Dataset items
○ ○ ○ ○ ○

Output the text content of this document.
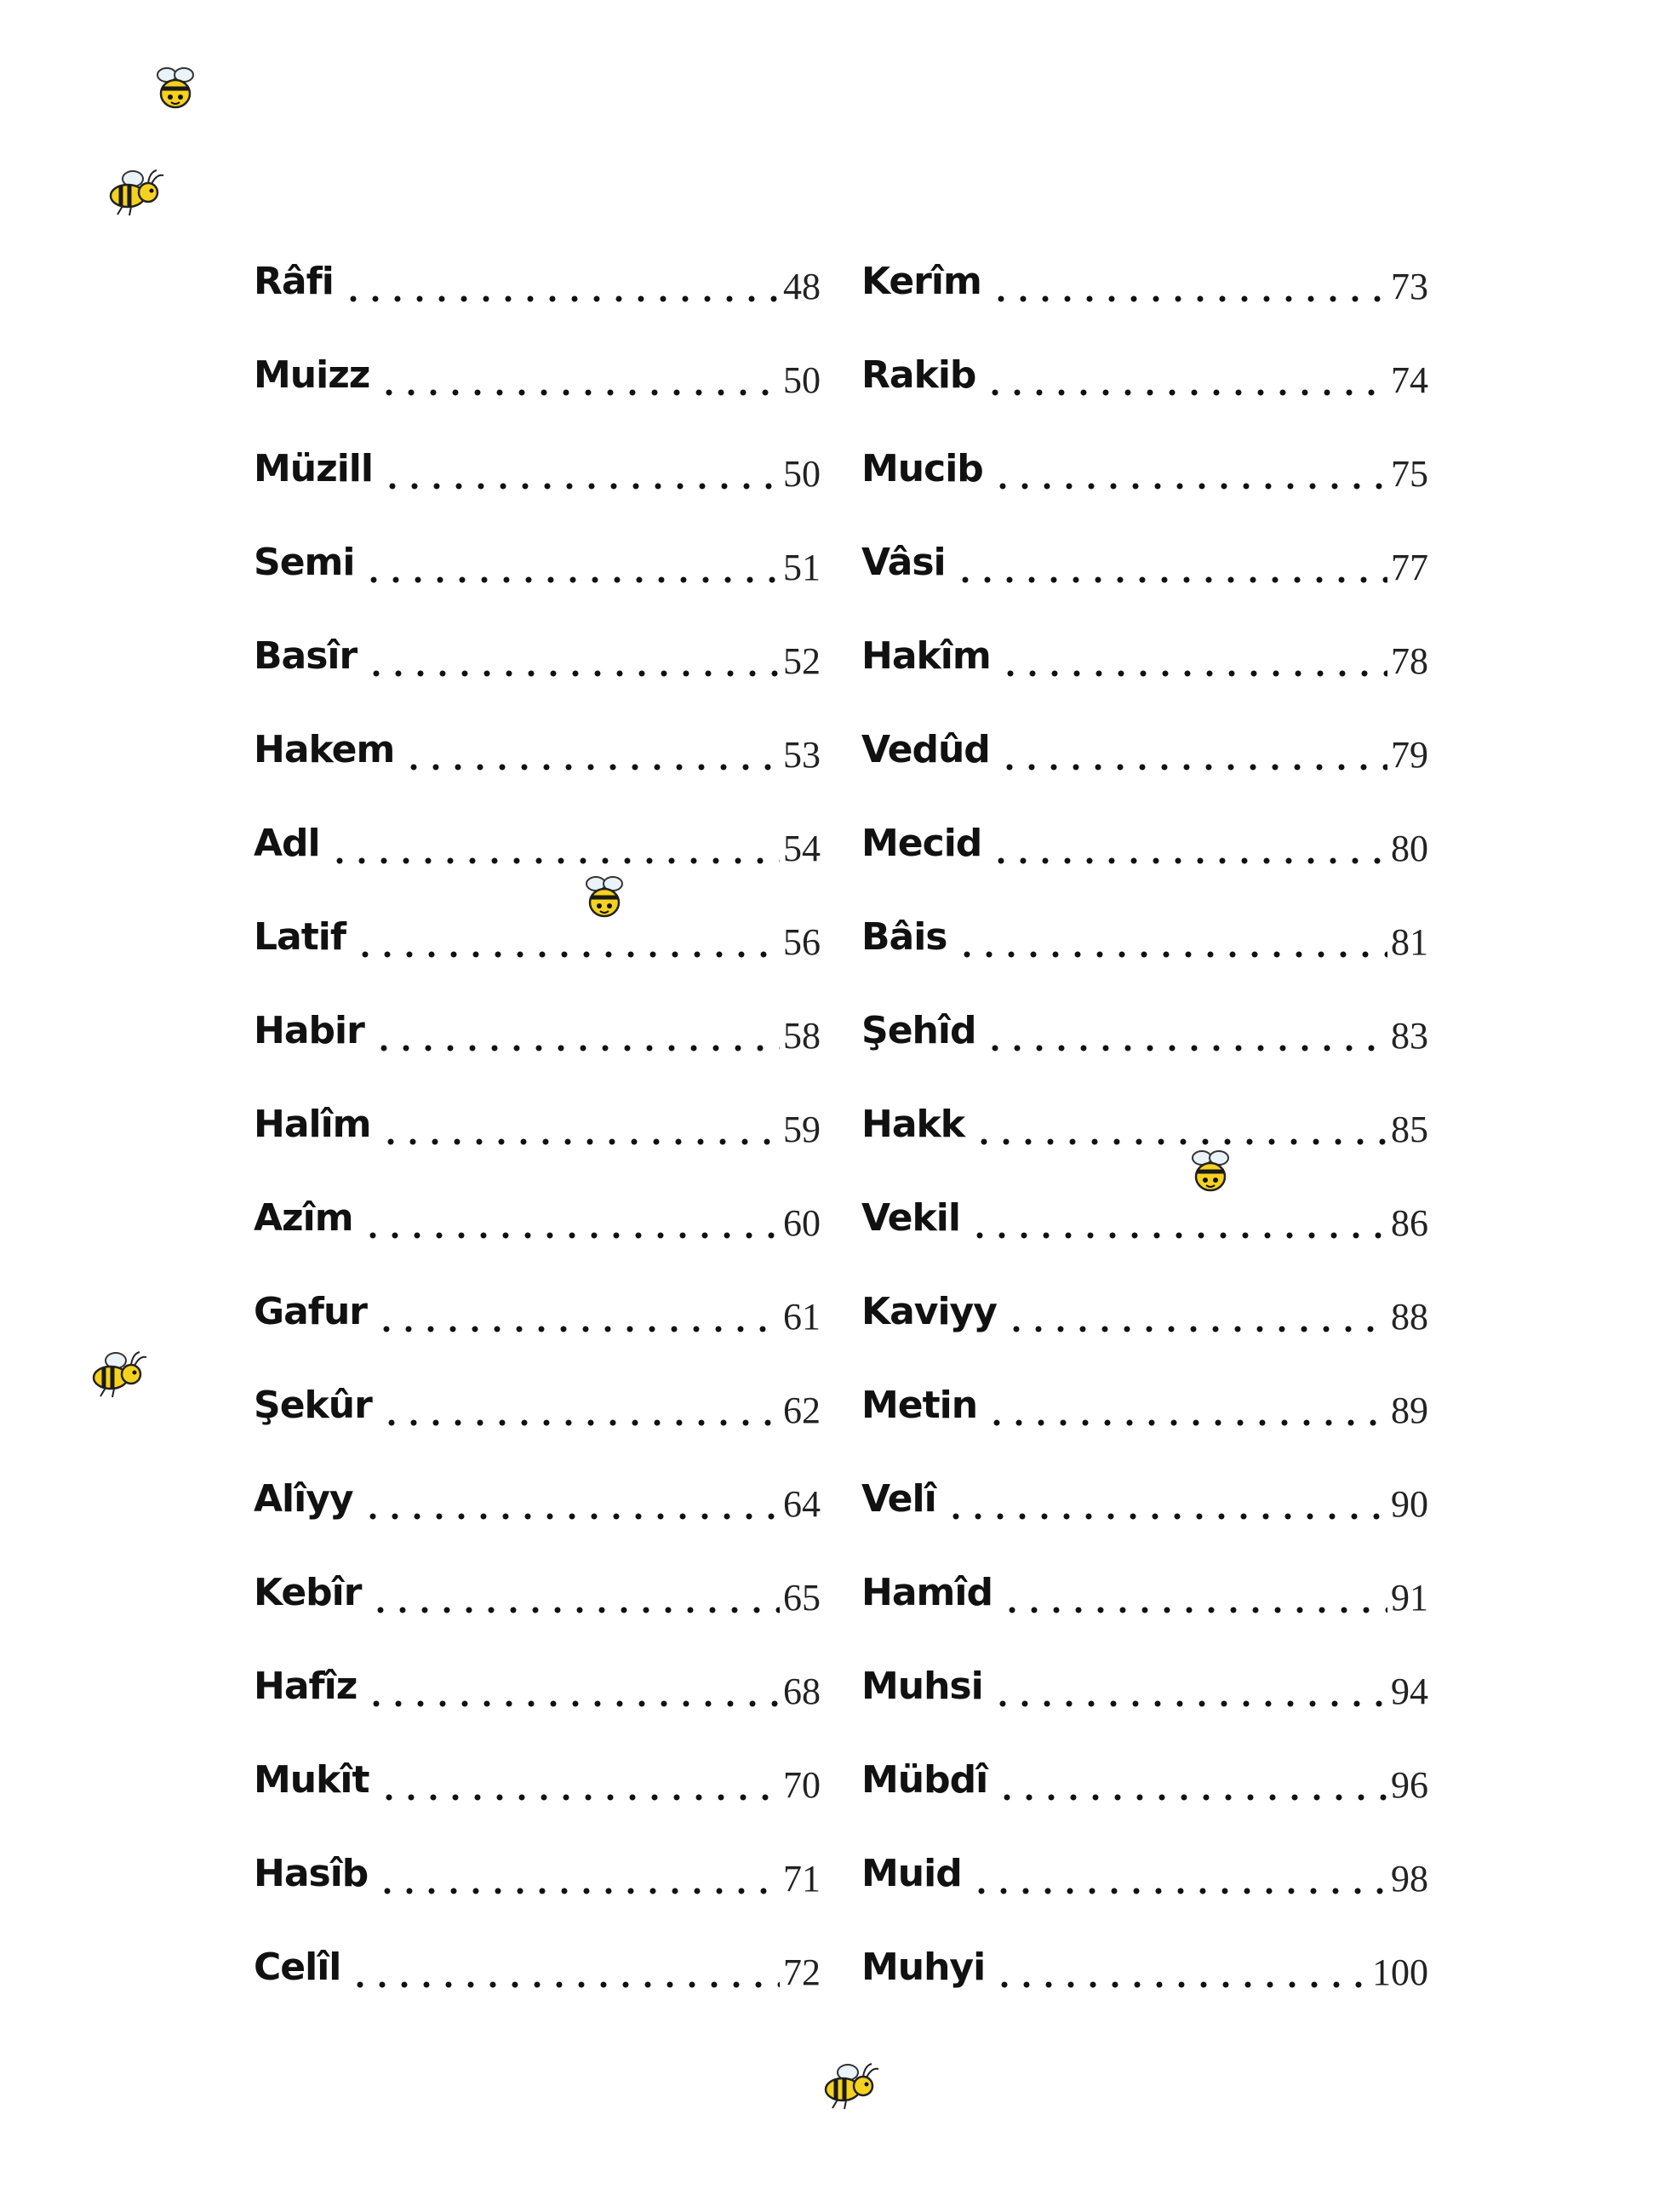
Râfi	48
Muizz	50
Müzill	50
Semi	51
Basîr	52
Hakem	53
Adl	54
Latif	56
Habir	58
Halîm	59
Azîm	60
Gafur	61
Şekûr	62
Alîyy	64
Kebîr	65
Hafîz	68
Mukît	70
Hasîb	71
Celîl	72
Kerîm	73
Rakib	74
Mucib	75
Vâsi	77
Hakîm	78
Vedûd	79
Mecid	80
Bâis	81
Şehîd	83
Hakk	85
Vekil	86
Kaviyy	88
Metin	89
Velî	90
Hamîd	91
Muhsi	94
Mübdî	96
Muid	98
Muhyi	100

○ ○ ○ ○ ○

Request
Transcribe the records above exactly as they appear, leaving out any pictures.

Response below
Output the text content of this document.
Râfi	48
Muizz	50
Müzill	50
Semi	51
Basîr	52
Hakem	53
Adl	54
Latif	56
Habir	58
Halîm	59
Azîm	60
Gafur	61
Şekûr	62
Alîyy	64
Kebîr	65
Hafîz	68
Mukît	70
Hasîb	71
Celîl	72
Kerîm	73
Rakib	74
Mucib	75
Vâsi	77
Hakîm	78
Vedûd	79
Mecid	80
Bâis	81
Şehîd	83
Hakk	85
Vekil	86
Kaviyy	88
Metin	89
Velî	90
Hamîd	91
Muhsi	94
Mübdî	96
Muid	98
Muhyi	100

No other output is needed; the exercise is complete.